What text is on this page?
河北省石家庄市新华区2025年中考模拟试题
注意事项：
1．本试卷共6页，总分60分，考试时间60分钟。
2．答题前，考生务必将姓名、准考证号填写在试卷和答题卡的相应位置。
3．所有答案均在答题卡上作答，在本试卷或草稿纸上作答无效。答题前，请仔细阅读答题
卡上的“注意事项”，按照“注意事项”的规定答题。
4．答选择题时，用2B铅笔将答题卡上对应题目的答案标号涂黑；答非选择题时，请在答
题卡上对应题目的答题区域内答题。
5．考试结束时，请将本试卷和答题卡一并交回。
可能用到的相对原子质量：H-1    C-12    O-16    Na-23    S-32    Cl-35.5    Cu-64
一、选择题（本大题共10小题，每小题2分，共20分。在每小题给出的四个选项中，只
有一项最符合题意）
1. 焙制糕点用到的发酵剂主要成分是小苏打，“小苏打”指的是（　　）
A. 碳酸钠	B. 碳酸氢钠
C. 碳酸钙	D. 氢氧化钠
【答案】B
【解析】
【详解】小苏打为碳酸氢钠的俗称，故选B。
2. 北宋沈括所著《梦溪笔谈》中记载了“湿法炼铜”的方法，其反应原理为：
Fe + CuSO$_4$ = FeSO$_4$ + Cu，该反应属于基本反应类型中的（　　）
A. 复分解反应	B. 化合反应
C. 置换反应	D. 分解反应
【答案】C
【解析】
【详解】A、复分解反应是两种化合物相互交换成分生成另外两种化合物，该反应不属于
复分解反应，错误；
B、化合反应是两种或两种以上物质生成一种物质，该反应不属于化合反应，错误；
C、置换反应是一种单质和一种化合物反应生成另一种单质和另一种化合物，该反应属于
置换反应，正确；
------------------------
Written task
Repeat all the entries exactly as given.

Correct output
What text is on this page?
河北省石家庄市新华区2025年中考模拟试题
注意事项：
1．本试卷共6页，总分60分，考试时间60分钟。
2．答题前，考生务必将姓名、准考证号填写在试卷和答题卡的相应位置。
3．所有答案均在答题卡上作答，在本试卷或草稿纸上作答无效。答题前，请仔细阅读答题
卡上的“注意事项”，按照“注意事项”的规定答题。
4．答选择题时，用2B铅笔将答题卡上对应题目的答案标号涂黑；答非选择题时，请在答
题卡上对应题目的答题区域内答题。
5．考试结束时，请将本试卷和答题卡一并交回。
可能用到的相对原子质量：H-1    C-12    O-16    Na-23    S-32    Cl-35.5    Cu-64
一、选择题（本大题共10小题，每小题2分，共20分。在每小题给出的四个选项中，只
有一项最符合题意）
1. 焙制糕点用到的发酵剂主要成分是小苏打，“小苏打”指的是（　　）
A. 碳酸钠	B. 碳酸氢钠
C. 碳酸钙	D. 氢氧化钠
【答案】B
【解析】
【详解】小苏打为碳酸氢钠的俗称，故选B。
2. 北宋沈括所著《梦溪笔谈》中记载了“湿法炼铜”的方法，其反应原理为：
Fe + CuSO$_4$ = FeSO$_4$ + Cu，该反应属于基本反应类型中的（　　）
A. 复分解反应	B. 化合反应
C. 置换反应	D. 分解反应
【答案】C
【解析】
【详解】A、复分解反应是两种化合物相互交换成分生成另外两种化合物，该反应不属于
复分解反应，错误；
B、化合反应是两种或两种以上物质生成一种物质，该反应不属于化合反应，错误；
C、置换反应是一种单质和一种化合物反应生成另一种单质和另一种化合物，该反应属于
置换反应，正确；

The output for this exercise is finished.